*RECORDS FOR PROCESSING*
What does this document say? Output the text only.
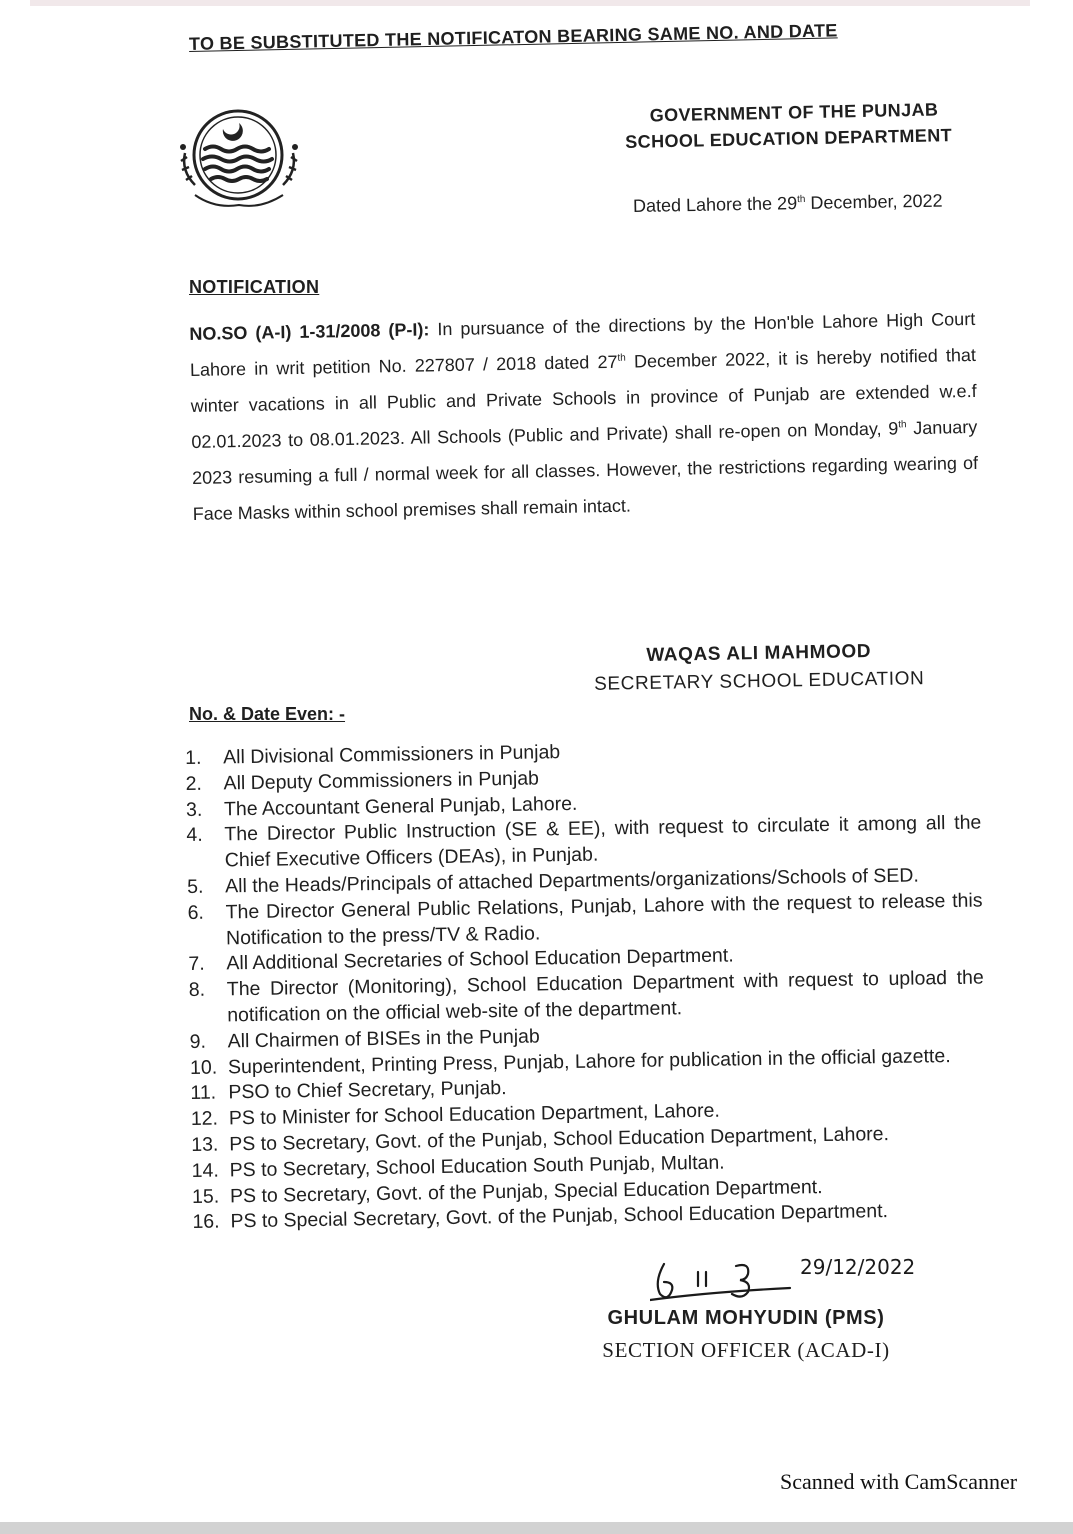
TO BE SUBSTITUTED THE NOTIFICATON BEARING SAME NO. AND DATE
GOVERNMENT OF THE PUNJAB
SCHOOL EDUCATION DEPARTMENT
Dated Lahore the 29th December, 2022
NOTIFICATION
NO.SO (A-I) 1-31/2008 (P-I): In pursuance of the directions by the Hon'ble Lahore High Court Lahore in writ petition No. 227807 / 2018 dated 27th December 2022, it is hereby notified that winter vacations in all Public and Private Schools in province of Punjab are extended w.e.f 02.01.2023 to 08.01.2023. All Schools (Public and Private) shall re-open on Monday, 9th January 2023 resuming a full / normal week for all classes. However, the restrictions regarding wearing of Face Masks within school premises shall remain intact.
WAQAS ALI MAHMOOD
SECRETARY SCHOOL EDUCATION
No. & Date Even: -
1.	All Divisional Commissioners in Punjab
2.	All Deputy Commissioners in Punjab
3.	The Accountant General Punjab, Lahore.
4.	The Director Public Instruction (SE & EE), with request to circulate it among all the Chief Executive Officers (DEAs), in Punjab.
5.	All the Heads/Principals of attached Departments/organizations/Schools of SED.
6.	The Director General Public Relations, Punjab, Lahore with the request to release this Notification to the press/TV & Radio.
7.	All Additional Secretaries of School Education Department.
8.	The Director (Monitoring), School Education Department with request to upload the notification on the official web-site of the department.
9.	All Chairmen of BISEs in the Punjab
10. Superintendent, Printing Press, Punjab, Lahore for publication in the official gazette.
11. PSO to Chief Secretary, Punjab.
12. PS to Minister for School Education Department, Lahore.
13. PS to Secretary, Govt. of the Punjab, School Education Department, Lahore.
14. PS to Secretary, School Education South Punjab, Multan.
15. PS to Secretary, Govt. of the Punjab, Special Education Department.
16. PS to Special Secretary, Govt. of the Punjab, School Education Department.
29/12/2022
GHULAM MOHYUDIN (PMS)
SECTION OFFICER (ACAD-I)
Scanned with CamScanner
* * *
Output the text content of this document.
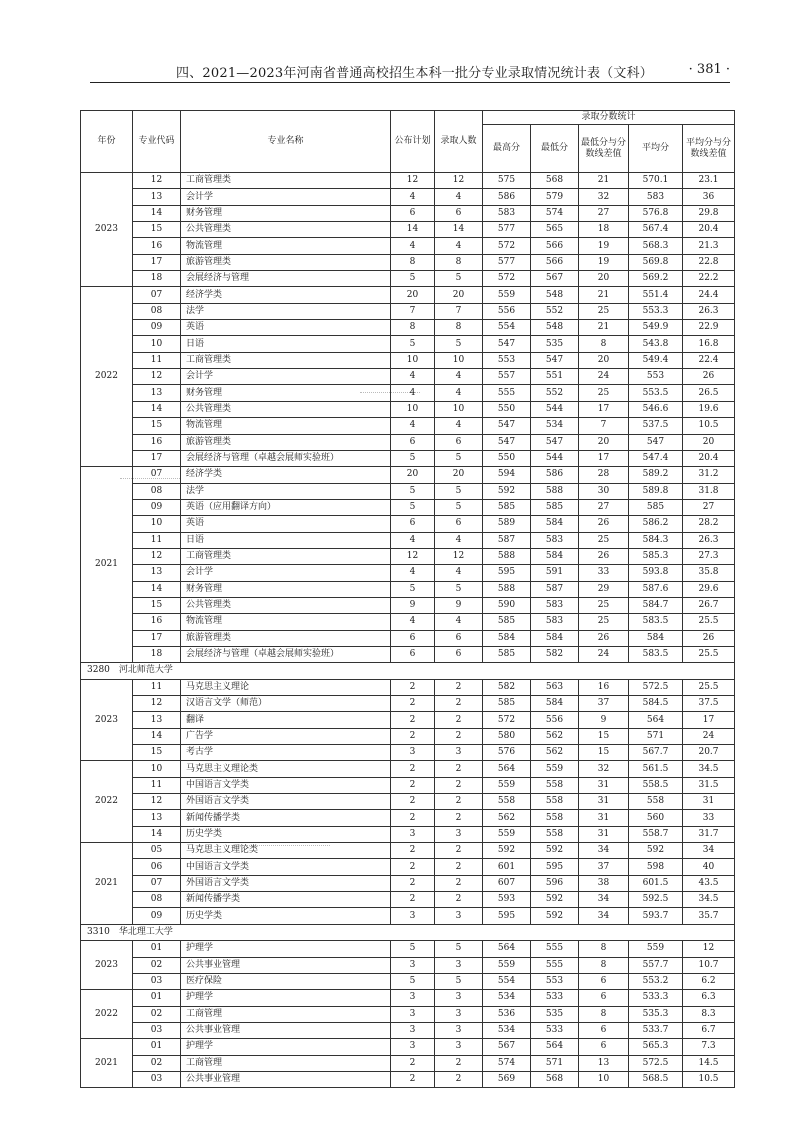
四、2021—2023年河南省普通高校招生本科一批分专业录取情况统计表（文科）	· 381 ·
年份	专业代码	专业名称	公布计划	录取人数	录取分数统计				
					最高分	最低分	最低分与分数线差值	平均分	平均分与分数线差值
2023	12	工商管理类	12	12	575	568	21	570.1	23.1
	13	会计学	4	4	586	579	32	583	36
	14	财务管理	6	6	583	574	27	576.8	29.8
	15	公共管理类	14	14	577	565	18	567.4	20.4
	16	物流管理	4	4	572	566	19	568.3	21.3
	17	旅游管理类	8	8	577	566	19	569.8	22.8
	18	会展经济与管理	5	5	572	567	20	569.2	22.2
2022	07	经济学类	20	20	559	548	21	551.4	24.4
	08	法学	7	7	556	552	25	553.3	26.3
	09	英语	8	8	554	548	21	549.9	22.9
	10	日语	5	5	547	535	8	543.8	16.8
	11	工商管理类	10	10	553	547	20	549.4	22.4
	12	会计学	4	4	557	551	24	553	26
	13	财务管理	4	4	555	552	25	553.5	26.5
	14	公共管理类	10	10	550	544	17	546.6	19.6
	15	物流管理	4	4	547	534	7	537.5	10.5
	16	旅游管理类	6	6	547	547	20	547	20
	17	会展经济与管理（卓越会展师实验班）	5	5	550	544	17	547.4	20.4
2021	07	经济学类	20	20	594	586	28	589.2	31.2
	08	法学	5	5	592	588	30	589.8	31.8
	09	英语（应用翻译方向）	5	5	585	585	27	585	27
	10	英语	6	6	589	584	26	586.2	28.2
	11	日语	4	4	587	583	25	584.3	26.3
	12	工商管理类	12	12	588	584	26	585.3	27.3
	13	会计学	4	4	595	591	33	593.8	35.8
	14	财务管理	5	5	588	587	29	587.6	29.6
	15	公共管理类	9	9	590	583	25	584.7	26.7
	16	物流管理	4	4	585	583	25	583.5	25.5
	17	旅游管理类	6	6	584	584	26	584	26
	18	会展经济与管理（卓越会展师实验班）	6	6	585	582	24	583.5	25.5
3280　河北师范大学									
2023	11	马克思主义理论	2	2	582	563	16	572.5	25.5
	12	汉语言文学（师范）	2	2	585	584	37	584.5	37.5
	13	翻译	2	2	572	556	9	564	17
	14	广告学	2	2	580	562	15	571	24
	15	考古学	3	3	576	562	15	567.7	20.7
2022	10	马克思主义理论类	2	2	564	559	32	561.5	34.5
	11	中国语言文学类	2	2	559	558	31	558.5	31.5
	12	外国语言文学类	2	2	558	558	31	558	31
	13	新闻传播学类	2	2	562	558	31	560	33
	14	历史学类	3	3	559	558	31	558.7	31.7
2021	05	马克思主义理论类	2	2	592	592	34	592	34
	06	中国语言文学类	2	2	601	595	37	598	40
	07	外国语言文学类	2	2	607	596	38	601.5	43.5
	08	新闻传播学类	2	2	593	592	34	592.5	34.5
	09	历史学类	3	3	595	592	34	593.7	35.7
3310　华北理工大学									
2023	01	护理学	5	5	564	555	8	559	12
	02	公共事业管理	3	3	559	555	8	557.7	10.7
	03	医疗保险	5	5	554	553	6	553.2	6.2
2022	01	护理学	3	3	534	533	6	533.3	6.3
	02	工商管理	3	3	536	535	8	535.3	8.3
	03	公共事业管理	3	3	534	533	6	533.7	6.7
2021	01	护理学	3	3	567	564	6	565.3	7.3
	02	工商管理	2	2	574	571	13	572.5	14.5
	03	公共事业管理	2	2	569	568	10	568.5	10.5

*WHAT THE EXERCISE ASKS*
Find all lines where the word "公共管理类" appears. Copy them.

*RESULT OF THE TASK*
	15	公共管理类	14	14	577	565	18	567.4	20.4
	14	公共管理类	10	10	550	544	17	546.6	19.6
	15	公共管理类	9	9	590	583	25	584.7	26.7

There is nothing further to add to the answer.